» WHAT YOU HAVE TO DO
Provide the data again in its entirety, exactly as given.

[Dataset records]
• • • • • • •
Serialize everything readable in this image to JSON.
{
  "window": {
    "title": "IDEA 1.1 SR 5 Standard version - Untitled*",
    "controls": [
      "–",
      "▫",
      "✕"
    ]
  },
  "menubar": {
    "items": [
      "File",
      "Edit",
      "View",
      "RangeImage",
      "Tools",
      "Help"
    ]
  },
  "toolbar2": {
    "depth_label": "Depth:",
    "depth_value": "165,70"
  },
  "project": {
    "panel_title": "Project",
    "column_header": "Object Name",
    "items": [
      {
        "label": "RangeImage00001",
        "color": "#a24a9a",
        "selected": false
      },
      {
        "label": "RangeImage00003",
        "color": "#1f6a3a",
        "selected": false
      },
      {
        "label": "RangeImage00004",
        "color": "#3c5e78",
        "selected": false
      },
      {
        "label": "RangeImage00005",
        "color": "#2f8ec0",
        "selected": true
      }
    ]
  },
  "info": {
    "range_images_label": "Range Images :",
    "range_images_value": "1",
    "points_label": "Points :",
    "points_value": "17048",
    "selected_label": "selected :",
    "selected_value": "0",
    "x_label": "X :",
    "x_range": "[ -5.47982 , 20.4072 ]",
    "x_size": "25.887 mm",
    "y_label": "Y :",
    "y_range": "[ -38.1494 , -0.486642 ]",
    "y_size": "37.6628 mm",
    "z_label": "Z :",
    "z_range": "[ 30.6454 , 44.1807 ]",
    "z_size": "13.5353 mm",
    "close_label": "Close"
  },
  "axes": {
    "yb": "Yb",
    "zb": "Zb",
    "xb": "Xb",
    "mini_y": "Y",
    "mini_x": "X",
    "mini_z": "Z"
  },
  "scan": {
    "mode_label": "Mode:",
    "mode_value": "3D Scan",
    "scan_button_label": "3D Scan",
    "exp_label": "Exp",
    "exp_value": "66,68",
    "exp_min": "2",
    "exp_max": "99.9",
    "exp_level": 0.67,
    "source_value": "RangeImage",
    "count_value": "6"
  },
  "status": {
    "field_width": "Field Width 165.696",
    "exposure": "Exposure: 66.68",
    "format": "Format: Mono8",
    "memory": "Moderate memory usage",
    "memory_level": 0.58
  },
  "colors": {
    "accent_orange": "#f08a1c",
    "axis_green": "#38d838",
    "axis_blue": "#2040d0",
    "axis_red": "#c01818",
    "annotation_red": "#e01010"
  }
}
• • • • • • •
» FULL SOLUTION
Serialize everything readable in this image to JSON.
{
  "window": {
    "title": "IDEA 1.1 SR 5 Standard version - Untitled*",
    "controls": [
      "–",
      "▫",
      "✕"
    ]
  },
  "menubar": {
    "items": [
      "File",
      "Edit",
      "View",
      "RangeImage",
      "Tools",
      "Help"
    ]
  },
  "toolbar2": {
    "depth_label": "Depth:",
    "depth_value": "165,70"
  },
  "project": {
    "panel_title": "Project",
    "column_header": "Object Name",
    "items": [
      {
        "label": "RangeImage00001",
        "color": "#a24a9a",
        "selected": false
      },
      {
        "label": "RangeImage00003",
        "color": "#1f6a3a",
        "selected": false
      },
      {
        "label": "RangeImage00004",
        "color": "#3c5e78",
        "selected": false
      },
      {
        "label": "RangeImage00005",
        "color": "#2f8ec0",
        "selected": true
      }
    ]
  },
  "info": {
    "range_images_label": "Range Images :",
    "range_images_value": "1",
    "points_label": "Points :",
    "points_value": "17048",
    "selected_label": "selected :",
    "selected_value": "0",
    "x_label": "X :",
    "x_range": "[ -5.47982 , 20.4072 ]",
    "x_size": "25.887 mm",
    "y_label": "Y :",
    "y_range": "[ -38.1494 , -0.486642 ]",
    "y_size": "37.6628 mm",
    "z_label": "Z :",
    "z_range": "[ 30.6454 , 44.1807 ]",
    "z_size": "13.5353 mm",
    "close_label": "Close"
  },
  "axes": {
    "yb": "Yb",
    "zb": "Zb",
    "xb": "Xb",
    "mini_y": "Y",
    "mini_x": "X",
    "mini_z": "Z"
  },
  "scan": {
    "mode_label": "Mode:",
    "mode_value": "3D Scan",
    "scan_button_label": "3D Scan",
    "exp_label": "Exp",
    "exp_value": "66,68",
    "exp_min": "2",
    "exp_max": "99.9",
    "exp_level": 0.67,
    "source_value": "RangeImage",
    "count_value": "6"
  },
  "status": {
    "field_width": "Field Width 165.696",
    "exposure": "Exposure: 66.68",
    "format": "Format: Mono8",
    "memory": "Moderate memory usage",
    "memory_level": 0.58
  },
  "colors": {
    "accent_orange": "#f08a1c",
    "axis_green": "#38d838",
    "axis_blue": "#2040d0",
    "axis_red": "#c01818",
    "annotation_red": "#e01010"
  }
}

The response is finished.